-- Begin Material to process --

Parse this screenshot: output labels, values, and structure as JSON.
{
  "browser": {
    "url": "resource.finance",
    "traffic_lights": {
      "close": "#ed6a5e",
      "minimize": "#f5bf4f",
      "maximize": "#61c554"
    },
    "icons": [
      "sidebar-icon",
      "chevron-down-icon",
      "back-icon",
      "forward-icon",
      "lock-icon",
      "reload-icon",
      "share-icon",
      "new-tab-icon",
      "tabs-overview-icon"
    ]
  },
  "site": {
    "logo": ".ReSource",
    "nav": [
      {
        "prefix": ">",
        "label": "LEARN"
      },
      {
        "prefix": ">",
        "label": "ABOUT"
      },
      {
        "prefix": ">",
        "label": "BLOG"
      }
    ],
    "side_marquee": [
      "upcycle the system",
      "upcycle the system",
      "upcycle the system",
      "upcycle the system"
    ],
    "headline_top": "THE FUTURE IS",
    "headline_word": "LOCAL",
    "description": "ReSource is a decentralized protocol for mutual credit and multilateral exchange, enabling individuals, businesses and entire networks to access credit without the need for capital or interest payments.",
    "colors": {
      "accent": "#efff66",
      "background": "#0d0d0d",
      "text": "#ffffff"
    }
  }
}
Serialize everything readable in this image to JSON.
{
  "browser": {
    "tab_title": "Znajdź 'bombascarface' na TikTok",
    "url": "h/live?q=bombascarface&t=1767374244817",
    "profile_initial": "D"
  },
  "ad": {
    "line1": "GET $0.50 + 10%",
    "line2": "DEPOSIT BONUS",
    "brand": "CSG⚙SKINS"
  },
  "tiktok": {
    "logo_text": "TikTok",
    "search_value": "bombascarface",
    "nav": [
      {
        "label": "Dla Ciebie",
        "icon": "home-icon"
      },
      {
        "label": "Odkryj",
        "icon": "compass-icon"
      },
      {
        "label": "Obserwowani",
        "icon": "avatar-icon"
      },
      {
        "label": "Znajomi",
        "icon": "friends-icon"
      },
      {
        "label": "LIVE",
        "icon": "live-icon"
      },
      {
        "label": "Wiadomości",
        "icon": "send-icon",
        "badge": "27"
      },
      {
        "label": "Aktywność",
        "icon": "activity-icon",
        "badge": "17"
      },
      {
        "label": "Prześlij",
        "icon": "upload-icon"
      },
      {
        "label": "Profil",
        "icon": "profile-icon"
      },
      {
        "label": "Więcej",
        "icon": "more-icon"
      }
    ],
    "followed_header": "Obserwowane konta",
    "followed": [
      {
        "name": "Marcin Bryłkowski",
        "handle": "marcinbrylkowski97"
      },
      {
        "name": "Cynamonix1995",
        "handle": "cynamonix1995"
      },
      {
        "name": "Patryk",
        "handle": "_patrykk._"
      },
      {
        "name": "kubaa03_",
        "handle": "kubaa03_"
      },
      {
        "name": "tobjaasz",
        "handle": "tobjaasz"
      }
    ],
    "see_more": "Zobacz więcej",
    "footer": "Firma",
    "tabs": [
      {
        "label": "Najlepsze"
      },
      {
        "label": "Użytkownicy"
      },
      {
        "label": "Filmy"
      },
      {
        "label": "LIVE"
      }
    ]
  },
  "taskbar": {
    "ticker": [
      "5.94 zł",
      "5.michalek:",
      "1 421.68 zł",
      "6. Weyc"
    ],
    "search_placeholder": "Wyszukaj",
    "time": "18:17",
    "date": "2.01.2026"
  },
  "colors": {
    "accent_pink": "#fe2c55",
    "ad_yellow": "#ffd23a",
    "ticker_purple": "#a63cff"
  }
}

-- End Material to process --

Go back to the listing above and please repeat it exactly.

Parse this screenshot: output labels, values, and structure as JSON.
{
  "browser": {
    "url": "resource.finance",
    "traffic_lights": {
      "close": "#ed6a5e",
      "minimize": "#f5bf4f",
      "maximize": "#61c554"
    },
    "icons": [
      "sidebar-icon",
      "chevron-down-icon",
      "back-icon",
      "forward-icon",
      "lock-icon",
      "reload-icon",
      "share-icon",
      "new-tab-icon",
      "tabs-overview-icon"
    ]
  },
  "site": {
    "logo": ".ReSource",
    "nav": [
      {
        "prefix": ">",
        "label": "LEARN"
      },
      {
        "prefix": ">",
        "label": "ABOUT"
      },
      {
        "prefix": ">",
        "label": "BLOG"
      }
    ],
    "side_marquee": [
      "upcycle the system",
      "upcycle the system",
      "upcycle the system",
      "upcycle the system"
    ],
    "headline_top": "THE FUTURE IS",
    "headline_word": "LOCAL",
    "description": "ReSource is a decentralized protocol for mutual credit and multilateral exchange, enabling individuals, businesses and entire networks to access credit without the need for capital or interest payments.",
    "colors": {
      "accent": "#efff66",
      "background": "#0d0d0d",
      "text": "#ffffff"
    }
  }
}
Serialize everything readable in this image to JSON.
{
  "browser": {
    "tab_title": "Znajdź 'bombascarface' na TikTok",
    "url": "h/live?q=bombascarface&t=1767374244817",
    "profile_initial": "D"
  },
  "ad": {
    "line1": "GET $0.50 + 10%",
    "line2": "DEPOSIT BONUS",
    "brand": "CSG⚙SKINS"
  },
  "tiktok": {
    "logo_text": "TikTok",
    "search_value": "bombascarface",
    "nav": [
      {
        "label": "Dla Ciebie",
        "icon": "home-icon"
      },
      {
        "label": "Odkryj",
        "icon": "compass-icon"
      },
      {
        "label": "Obserwowani",
        "icon": "avatar-icon"
      },
      {
        "label": "Znajomi",
        "icon": "friends-icon"
      },
      {
        "label": "LIVE",
        "icon": "live-icon"
      },
      {
        "label": "Wiadomości",
        "icon": "send-icon",
        "badge": "27"
      },
      {
        "label": "Aktywność",
        "icon": "activity-icon",
        "badge": "17"
      },
      {
        "label": "Prześlij",
        "icon": "upload-icon"
      },
      {
        "label": "Profil",
        "icon": "profile-icon"
      },
      {
        "label": "Więcej",
        "icon": "more-icon"
      }
    ],
    "followed_header": "Obserwowane konta",
    "followed": [
      {
        "name": "Marcin Bryłkowski",
        "handle": "marcinbrylkowski97"
      },
      {
        "name": "Cynamonix1995",
        "handle": "cynamonix1995"
      },
      {
        "name": "Patryk",
        "handle": "_patrykk._"
      },
      {
        "name": "kubaa03_",
        "handle": "kubaa03_"
      },
      {
        "name": "tobjaasz",
        "handle": "tobjaasz"
      }
    ],
    "see_more": "Zobacz więcej",
    "footer": "Firma",
    "tabs": [
      {
        "label": "Najlepsze"
      },
      {
        "label": "Użytkownicy"
      },
      {
        "label": "Filmy"
      },
      {
        "label": "LIVE"
      }
    ]
  },
  "taskbar": {
    "ticker": [
      "5.94 zł",
      "5.michalek:",
      "1 421.68 zł",
      "6. Weyc"
    ],
    "search_placeholder": "Wyszukaj",
    "time": "18:17",
    "date": "2.01.2026"
  },
  "colors": {
    "accent_pink": "#fe2c55",
    "ad_yellow": "#ffd23a",
    "ticker_purple": "#a63cff"
  }
}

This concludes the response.